Records from a data collection
Begin
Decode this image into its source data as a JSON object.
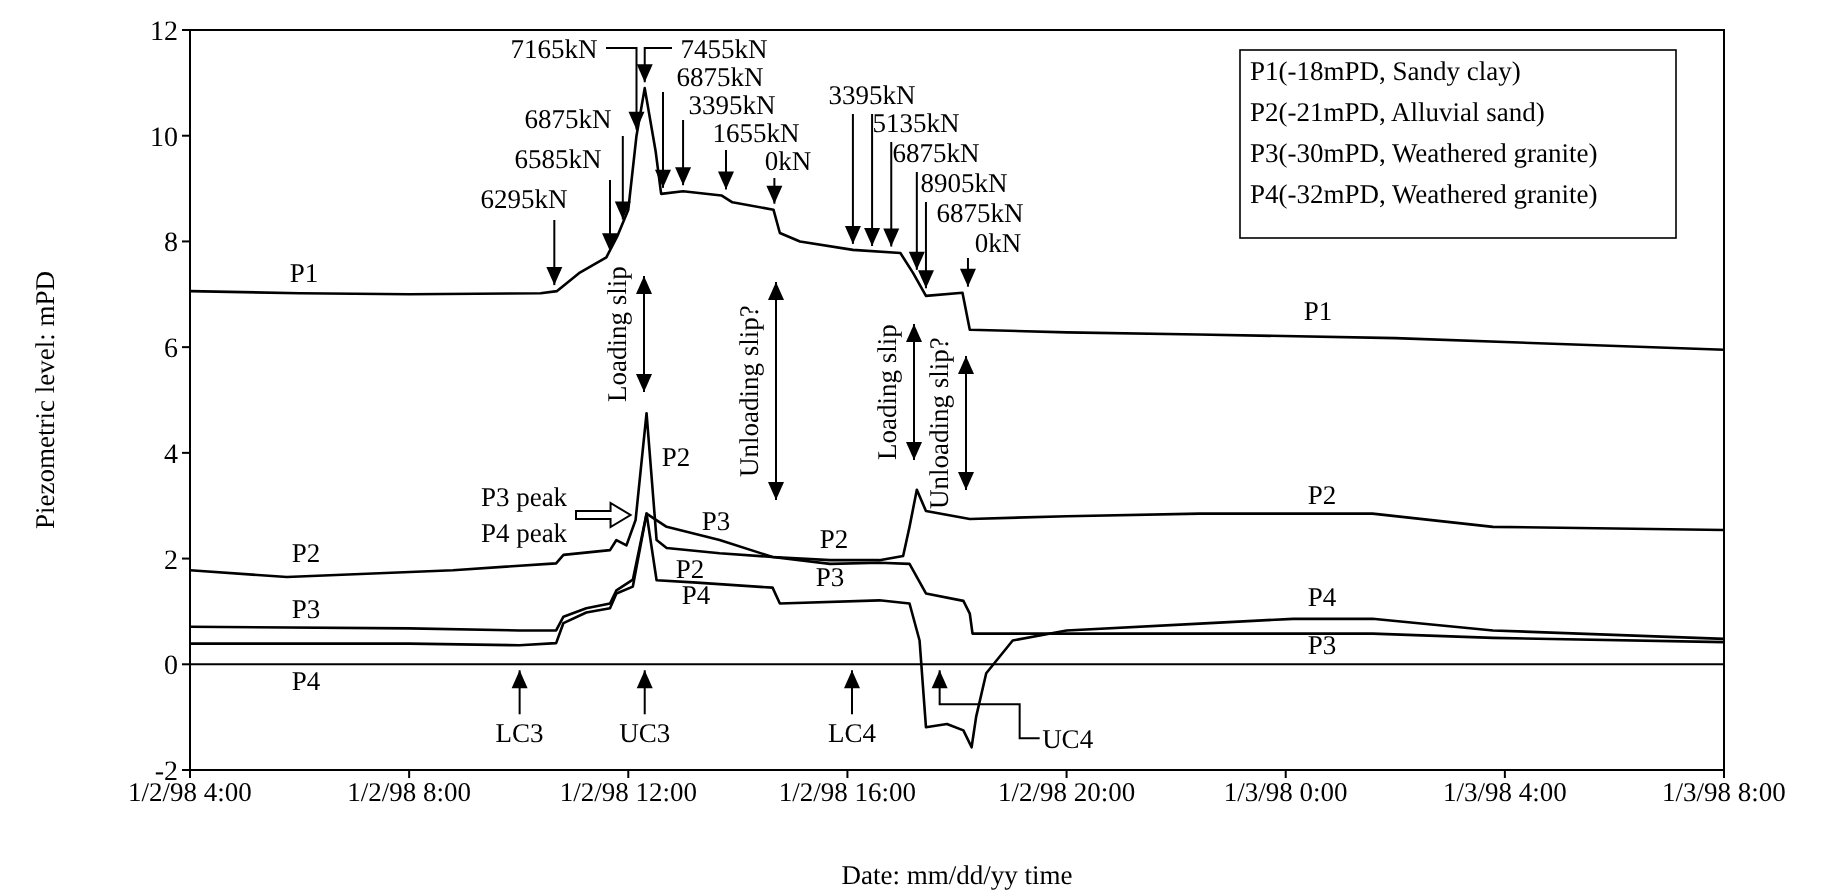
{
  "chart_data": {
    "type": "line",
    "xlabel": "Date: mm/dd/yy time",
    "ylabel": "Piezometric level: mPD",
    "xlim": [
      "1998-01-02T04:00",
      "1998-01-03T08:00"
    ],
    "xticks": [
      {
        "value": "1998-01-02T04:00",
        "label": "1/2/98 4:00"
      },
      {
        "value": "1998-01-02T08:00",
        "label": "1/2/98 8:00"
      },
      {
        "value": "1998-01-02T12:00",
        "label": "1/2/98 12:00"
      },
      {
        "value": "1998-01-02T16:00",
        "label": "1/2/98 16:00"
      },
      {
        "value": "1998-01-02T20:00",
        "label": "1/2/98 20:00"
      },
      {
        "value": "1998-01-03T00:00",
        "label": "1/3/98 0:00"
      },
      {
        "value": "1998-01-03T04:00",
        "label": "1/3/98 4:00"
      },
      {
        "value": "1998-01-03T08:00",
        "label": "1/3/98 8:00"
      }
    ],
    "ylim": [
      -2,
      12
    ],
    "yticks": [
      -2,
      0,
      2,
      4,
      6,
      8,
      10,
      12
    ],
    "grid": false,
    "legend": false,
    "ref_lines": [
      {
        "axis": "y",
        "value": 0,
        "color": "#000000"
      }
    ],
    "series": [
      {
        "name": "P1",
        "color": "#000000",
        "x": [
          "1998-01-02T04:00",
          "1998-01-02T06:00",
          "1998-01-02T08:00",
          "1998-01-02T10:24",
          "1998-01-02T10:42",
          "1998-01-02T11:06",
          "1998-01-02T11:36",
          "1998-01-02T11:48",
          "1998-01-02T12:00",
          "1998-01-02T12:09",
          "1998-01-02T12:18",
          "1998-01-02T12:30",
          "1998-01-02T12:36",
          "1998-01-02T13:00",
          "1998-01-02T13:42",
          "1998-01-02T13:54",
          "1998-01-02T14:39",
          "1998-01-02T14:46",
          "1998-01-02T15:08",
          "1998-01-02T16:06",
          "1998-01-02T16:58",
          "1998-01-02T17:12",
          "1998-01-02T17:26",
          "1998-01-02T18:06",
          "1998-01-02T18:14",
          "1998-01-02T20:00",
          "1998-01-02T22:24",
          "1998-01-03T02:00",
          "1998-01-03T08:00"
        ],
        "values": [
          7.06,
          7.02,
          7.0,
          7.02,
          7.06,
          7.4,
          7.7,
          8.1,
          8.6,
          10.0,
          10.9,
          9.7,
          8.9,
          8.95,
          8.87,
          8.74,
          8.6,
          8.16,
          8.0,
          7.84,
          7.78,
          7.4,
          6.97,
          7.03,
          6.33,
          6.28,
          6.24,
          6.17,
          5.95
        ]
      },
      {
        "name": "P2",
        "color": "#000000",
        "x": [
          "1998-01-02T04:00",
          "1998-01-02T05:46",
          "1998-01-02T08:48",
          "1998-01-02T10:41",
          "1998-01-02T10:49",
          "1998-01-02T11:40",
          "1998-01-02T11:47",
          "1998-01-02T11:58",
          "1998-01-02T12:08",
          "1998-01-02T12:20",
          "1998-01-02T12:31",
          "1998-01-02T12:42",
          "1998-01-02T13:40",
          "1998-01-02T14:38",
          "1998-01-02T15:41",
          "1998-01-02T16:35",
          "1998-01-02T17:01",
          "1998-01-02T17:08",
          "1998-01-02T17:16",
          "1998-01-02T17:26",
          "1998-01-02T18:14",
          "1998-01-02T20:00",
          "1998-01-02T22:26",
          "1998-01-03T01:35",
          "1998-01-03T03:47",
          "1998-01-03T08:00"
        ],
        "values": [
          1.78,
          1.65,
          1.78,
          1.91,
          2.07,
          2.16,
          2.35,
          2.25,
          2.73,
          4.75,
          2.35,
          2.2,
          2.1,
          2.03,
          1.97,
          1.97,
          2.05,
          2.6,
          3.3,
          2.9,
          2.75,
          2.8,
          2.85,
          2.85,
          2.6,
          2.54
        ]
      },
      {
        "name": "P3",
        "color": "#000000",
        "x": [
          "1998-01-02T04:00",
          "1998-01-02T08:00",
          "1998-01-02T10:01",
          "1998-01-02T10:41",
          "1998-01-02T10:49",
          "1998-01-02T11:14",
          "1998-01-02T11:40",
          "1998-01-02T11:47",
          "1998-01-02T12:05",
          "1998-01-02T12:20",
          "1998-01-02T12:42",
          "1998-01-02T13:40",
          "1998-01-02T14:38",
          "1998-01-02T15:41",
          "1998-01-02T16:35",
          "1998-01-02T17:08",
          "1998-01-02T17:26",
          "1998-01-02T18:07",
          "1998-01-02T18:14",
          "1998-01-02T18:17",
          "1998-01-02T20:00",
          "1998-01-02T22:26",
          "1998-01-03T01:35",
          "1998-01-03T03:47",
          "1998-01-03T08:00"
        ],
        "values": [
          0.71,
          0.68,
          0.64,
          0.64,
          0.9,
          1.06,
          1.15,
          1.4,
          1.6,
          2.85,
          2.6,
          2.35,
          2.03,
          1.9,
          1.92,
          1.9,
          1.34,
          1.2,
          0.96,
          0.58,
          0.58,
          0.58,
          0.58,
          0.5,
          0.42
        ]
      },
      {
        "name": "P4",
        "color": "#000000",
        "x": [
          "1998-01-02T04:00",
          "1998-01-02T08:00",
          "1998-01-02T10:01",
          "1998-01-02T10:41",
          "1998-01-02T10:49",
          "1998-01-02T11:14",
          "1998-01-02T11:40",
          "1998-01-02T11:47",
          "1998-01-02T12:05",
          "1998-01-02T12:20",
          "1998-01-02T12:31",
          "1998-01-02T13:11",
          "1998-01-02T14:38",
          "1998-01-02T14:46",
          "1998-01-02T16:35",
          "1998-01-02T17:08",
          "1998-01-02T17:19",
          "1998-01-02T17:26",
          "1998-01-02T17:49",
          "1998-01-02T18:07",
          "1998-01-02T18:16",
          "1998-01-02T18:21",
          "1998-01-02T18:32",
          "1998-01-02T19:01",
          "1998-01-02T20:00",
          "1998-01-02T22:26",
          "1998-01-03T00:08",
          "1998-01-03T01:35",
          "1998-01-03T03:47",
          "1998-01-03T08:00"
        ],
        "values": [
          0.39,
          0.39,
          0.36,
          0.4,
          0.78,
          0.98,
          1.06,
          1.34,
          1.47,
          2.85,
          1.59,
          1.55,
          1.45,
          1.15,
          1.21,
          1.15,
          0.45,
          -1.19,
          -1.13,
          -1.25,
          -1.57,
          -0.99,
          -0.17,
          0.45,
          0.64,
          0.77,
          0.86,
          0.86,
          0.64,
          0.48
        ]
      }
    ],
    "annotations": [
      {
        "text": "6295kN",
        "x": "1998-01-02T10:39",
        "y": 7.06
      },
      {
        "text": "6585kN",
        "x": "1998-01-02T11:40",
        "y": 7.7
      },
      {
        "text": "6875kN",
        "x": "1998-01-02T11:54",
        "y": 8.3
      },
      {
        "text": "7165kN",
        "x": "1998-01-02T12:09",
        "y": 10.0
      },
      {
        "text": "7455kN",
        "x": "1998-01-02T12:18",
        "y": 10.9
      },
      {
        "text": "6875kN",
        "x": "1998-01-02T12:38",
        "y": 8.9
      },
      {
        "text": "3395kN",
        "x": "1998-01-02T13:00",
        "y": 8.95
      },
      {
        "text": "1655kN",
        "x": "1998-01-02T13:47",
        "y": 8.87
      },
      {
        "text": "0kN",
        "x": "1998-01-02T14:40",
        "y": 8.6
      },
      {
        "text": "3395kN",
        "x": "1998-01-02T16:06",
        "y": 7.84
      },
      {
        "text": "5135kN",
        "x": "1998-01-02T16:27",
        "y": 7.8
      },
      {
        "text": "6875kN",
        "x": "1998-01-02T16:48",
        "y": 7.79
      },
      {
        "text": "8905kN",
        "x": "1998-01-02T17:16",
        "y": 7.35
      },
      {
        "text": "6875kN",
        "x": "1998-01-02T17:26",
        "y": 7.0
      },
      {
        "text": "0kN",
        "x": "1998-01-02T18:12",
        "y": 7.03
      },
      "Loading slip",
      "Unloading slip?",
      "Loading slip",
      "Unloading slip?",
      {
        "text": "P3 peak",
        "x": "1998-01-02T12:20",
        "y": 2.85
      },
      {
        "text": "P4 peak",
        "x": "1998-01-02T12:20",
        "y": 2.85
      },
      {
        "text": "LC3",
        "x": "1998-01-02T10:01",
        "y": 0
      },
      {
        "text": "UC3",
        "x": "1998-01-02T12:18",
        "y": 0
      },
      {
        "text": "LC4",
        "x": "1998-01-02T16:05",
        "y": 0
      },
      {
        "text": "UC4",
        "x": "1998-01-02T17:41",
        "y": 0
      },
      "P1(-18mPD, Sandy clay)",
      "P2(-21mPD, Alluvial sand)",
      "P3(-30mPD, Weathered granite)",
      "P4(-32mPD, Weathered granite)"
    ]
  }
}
End
Find each line in the records holding the string "granite" and show it.

Correct response.
      "P3(-30mPD, Weathered granite)",
      "P4(-32mPD, Weathered granite)"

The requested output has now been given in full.